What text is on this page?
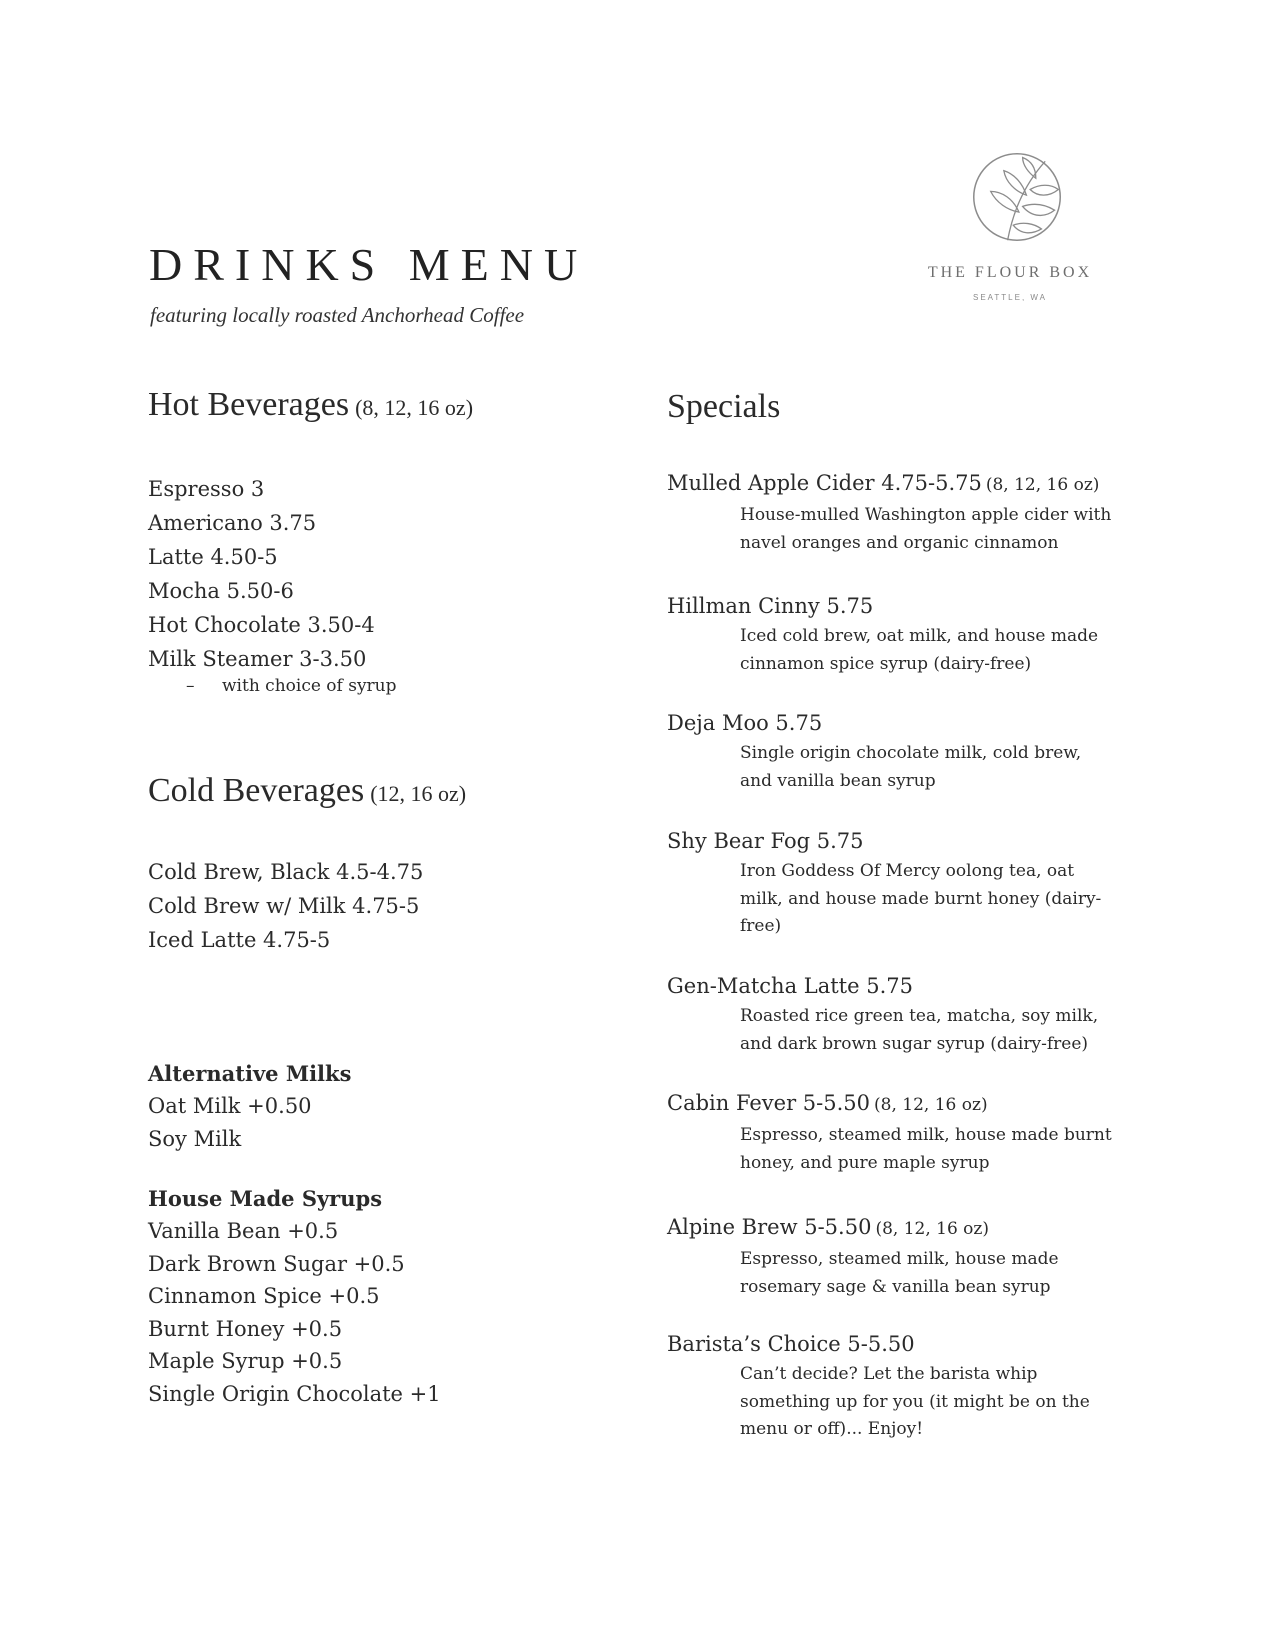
DRINKS MENU
featuring locally roasted Anchorhead Coffee
THE FLOUR BOX
SEATTLE, WA
Hot Beverages (8, 12, 16 oz)
Espresso 3
Americano 3.75
Latte 4.50-5
Mocha 5.50-6
Hot Chocolate 3.50-4
Milk Steamer 3-3.50
– with choice of syrup
Cold Beverages (12, 16 oz)
Cold Brew, Black 4.5-4.75
Cold Brew w/ Milk 4.75-5
Iced Latte 4.75-5
Alternative Milks
Oat Milk +0.50
Soy Milk
House Made Syrups
Vanilla Bean +0.5
Dark Brown Sugar +0.5
Cinnamon Spice +0.5
Burnt Honey +0.5
Maple Syrup +0.5
Single Origin Chocolate +1
Specials
Mulled Apple Cider 4.75-5.75 (8, 12, 16 oz)
House-mulled Washington apple cider with navel oranges and organic cinnamon
Hillman Cinny 5.75
Iced cold brew, oat milk, and house made cinnamon spice syrup (dairy-free)
Deja Moo 5.75
Single origin chocolate milk, cold brew, and vanilla bean syrup
Shy Bear Fog 5.75
Iron Goddess Of Mercy oolong tea, oat milk, and house made burnt honey (dairy-free)
Gen-Matcha Latte 5.75
Roasted rice green tea, matcha, soy milk, and dark brown sugar syrup (dairy-free)
Cabin Fever 5-5.50 (8, 12, 16 oz)
Espresso, steamed milk, house made burnt honey, and pure maple syrup
Alpine Brew 5-5.50 (8, 12, 16 oz)
Espresso, steamed milk, house made rosemary sage & vanilla bean syrup
Barista’s Choice 5-5.50
Can’t decide? Let the barista whip something up for you (it might be on the menu or off)... Enjoy!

====

Task:
Copy out the lines that hold "Beverages".

Written answer:
Hot Beverages (8, 12, 16 oz)
Cold Beverages (12, 16 oz)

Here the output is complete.